> [Records from a data source]
---+---
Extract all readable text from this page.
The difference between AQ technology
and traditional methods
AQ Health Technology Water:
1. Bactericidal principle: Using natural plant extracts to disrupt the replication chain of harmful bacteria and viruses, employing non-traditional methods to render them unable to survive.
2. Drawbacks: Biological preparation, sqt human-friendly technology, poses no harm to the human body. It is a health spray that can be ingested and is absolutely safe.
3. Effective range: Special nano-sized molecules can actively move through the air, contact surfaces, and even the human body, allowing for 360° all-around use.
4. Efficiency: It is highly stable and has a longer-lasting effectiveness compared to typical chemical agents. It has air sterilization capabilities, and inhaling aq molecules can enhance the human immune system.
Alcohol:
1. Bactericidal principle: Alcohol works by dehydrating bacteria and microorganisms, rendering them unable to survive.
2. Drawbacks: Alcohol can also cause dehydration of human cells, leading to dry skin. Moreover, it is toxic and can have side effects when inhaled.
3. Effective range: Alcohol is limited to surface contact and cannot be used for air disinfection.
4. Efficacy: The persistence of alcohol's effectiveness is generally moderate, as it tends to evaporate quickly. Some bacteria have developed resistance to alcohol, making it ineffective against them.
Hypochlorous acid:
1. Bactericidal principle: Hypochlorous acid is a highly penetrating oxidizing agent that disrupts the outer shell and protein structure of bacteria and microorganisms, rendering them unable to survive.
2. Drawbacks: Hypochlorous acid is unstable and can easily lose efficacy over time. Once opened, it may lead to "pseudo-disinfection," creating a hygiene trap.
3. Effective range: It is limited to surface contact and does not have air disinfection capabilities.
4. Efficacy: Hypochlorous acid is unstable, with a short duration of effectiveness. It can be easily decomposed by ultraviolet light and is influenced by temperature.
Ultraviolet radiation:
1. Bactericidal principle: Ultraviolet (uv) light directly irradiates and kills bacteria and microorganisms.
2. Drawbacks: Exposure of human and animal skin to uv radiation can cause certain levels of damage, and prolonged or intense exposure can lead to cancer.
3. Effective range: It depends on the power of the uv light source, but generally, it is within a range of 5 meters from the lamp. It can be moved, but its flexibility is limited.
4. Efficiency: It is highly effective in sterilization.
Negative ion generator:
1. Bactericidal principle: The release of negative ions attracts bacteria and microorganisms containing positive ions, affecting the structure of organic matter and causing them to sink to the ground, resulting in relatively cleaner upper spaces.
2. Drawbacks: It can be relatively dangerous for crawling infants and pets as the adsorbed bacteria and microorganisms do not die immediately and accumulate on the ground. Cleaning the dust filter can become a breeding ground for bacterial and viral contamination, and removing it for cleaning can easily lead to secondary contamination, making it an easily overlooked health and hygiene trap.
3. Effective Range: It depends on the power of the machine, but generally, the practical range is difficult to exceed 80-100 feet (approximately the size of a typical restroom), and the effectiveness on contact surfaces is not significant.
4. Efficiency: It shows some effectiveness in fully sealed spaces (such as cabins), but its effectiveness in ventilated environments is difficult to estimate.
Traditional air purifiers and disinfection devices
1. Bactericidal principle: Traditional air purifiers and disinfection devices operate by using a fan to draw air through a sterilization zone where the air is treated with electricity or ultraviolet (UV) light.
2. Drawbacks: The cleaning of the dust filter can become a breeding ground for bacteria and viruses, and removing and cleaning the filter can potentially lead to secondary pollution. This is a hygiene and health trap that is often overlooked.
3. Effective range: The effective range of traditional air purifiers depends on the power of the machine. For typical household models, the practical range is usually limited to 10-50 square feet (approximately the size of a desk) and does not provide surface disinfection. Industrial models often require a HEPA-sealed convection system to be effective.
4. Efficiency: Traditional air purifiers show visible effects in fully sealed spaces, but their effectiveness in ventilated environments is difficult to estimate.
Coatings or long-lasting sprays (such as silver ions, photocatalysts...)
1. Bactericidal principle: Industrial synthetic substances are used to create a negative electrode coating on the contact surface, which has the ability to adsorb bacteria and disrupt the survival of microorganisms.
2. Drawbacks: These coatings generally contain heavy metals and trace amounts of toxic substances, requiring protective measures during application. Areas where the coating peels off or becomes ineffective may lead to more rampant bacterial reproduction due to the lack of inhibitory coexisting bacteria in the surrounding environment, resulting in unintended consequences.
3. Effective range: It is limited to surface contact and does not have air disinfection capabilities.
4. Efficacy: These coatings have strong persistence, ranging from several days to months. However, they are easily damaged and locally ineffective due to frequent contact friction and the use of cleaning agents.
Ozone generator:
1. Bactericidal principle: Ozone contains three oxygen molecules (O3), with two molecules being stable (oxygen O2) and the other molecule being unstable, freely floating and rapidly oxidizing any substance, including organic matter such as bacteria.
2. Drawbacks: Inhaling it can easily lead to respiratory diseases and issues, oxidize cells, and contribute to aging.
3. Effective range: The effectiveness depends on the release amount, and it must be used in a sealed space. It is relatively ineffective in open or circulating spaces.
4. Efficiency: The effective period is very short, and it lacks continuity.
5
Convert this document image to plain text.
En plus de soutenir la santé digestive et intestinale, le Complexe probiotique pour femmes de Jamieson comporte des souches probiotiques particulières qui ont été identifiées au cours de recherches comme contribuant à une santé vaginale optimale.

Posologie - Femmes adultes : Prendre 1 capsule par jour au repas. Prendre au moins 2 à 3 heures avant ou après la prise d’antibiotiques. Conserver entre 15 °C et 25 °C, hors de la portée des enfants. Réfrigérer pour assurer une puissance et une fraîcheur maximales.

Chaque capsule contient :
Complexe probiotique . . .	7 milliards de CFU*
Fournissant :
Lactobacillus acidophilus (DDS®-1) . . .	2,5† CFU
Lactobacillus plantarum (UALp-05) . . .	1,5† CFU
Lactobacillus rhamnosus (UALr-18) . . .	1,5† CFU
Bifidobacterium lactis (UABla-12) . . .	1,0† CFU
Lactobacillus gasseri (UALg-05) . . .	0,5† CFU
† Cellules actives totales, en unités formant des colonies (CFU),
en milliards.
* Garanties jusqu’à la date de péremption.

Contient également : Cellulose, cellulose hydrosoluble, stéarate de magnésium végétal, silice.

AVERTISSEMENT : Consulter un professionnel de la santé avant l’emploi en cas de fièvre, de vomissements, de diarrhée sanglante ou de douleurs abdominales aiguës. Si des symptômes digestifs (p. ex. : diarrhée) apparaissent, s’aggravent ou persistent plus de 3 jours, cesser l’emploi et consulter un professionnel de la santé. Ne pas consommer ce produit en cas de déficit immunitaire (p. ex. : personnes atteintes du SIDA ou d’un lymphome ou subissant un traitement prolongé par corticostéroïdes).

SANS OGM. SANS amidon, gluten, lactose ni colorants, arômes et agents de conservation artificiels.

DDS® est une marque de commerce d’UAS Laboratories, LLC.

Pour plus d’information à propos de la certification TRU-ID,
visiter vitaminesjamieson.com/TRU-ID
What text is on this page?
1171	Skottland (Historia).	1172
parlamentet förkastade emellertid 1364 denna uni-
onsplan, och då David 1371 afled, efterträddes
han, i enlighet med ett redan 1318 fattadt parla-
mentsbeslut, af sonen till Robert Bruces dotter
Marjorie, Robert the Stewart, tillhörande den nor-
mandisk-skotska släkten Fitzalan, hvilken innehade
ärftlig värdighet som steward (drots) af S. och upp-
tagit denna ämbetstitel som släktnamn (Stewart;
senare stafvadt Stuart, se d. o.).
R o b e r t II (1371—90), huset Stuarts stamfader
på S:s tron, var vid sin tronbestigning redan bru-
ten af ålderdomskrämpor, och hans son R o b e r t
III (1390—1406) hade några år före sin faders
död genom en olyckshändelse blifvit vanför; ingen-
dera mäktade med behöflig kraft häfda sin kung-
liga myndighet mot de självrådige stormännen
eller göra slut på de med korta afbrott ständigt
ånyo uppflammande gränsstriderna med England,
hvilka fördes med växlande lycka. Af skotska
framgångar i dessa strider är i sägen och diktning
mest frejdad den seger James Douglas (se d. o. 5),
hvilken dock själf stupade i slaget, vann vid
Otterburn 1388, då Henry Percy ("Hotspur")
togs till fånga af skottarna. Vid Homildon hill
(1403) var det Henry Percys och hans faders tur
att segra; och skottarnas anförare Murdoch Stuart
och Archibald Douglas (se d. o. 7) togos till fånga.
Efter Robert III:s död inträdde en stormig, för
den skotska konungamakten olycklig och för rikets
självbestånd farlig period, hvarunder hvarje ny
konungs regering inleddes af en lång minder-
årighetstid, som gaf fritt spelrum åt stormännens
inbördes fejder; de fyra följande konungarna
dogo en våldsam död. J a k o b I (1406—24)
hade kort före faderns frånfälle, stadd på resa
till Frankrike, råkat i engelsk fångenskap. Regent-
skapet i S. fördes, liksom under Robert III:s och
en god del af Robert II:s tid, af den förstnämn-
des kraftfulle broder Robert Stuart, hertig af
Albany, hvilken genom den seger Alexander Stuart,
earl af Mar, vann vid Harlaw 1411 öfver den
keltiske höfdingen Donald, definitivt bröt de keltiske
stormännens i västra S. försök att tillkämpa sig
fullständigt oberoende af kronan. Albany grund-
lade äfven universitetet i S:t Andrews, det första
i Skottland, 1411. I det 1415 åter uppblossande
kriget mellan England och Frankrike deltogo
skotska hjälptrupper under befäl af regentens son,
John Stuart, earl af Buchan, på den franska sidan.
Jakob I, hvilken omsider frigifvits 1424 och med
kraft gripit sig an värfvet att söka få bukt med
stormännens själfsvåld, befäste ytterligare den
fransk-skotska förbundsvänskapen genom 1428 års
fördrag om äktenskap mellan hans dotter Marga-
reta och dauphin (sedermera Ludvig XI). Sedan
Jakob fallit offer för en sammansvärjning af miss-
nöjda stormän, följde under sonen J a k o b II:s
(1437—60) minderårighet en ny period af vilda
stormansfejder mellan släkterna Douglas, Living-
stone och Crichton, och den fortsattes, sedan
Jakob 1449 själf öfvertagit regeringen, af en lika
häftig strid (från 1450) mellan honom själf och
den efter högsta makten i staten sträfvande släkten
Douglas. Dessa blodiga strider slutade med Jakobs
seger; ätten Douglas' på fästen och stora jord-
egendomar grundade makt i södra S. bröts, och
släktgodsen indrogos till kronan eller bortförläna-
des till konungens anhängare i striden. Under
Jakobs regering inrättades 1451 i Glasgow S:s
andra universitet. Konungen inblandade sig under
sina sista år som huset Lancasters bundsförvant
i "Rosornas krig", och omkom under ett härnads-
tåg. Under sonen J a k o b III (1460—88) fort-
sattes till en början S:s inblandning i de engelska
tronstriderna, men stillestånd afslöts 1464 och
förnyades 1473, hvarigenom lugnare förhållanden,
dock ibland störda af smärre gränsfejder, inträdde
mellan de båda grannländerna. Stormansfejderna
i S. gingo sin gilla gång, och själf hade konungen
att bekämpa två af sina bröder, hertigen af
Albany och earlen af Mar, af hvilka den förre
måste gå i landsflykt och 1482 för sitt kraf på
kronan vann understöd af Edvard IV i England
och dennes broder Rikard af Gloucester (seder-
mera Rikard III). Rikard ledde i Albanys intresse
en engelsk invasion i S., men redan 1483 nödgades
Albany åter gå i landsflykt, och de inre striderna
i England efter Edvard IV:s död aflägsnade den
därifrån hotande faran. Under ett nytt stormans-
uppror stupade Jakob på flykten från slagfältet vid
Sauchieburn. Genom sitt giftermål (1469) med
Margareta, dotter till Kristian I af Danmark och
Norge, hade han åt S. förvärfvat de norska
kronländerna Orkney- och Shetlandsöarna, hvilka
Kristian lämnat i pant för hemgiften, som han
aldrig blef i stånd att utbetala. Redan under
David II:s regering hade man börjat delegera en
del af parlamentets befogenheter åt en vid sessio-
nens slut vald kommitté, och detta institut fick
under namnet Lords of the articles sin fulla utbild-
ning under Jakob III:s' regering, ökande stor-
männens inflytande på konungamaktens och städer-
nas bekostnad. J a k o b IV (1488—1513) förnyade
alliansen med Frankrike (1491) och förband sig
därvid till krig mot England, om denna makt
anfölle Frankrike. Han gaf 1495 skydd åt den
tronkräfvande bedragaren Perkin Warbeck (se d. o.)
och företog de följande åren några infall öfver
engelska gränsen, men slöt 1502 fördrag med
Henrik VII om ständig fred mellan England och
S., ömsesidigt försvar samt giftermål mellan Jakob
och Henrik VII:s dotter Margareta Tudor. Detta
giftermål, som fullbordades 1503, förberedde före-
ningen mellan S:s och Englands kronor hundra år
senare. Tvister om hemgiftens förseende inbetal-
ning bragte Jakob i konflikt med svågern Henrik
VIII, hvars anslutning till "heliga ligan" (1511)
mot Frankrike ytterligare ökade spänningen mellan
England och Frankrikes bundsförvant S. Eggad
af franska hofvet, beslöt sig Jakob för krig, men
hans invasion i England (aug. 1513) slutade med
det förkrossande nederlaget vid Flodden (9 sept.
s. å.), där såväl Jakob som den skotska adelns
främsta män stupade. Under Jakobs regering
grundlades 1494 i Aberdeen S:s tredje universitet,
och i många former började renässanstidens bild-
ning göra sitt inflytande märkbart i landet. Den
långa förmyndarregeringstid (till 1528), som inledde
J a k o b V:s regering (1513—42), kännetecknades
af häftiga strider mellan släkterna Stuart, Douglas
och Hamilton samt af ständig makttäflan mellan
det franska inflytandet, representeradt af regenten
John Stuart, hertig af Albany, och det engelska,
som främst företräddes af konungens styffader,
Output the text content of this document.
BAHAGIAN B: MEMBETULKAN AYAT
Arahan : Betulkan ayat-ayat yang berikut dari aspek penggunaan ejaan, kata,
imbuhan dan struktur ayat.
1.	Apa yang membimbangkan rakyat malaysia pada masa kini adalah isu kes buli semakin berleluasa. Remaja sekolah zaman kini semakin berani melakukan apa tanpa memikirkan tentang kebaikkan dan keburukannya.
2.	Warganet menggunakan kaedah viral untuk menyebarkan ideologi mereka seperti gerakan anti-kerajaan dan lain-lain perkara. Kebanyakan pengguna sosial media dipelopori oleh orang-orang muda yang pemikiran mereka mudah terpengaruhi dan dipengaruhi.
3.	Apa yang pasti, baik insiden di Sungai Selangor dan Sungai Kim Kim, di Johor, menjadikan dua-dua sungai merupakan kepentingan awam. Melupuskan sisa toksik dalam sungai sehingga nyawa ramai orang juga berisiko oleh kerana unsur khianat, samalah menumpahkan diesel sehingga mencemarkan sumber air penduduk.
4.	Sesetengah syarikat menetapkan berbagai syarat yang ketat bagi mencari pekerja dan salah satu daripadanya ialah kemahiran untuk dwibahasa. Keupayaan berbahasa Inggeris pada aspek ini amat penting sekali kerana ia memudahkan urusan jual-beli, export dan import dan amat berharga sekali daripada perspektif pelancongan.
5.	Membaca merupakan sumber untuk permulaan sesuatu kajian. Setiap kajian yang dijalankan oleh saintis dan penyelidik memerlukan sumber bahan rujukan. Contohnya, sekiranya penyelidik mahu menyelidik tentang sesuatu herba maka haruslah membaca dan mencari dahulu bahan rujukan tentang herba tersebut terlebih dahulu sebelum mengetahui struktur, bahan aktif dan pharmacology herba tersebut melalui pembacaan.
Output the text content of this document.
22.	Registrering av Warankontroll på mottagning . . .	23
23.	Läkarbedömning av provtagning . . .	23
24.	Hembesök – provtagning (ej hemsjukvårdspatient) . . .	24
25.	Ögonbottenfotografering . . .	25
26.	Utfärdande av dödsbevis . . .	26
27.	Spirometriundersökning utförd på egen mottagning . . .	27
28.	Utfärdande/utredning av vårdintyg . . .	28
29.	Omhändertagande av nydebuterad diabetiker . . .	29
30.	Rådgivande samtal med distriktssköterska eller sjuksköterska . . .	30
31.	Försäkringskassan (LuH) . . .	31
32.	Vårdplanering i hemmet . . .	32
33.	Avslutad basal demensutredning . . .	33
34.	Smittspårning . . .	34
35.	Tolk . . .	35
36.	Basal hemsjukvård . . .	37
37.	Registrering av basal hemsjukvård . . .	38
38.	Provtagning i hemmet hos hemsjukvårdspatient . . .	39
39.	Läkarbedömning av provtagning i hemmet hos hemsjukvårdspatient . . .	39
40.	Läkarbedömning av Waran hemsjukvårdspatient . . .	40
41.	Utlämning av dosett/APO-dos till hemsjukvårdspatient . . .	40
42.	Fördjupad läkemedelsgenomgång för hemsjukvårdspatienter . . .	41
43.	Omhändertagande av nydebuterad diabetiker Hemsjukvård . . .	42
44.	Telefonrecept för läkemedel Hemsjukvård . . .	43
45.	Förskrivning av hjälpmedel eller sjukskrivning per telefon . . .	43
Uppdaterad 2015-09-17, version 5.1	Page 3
---+---
> [WHAT THE EXERCISE ASKS] Give the number of lines above that contain the word "often", with no other text.

> [TASK RESPONSE] 2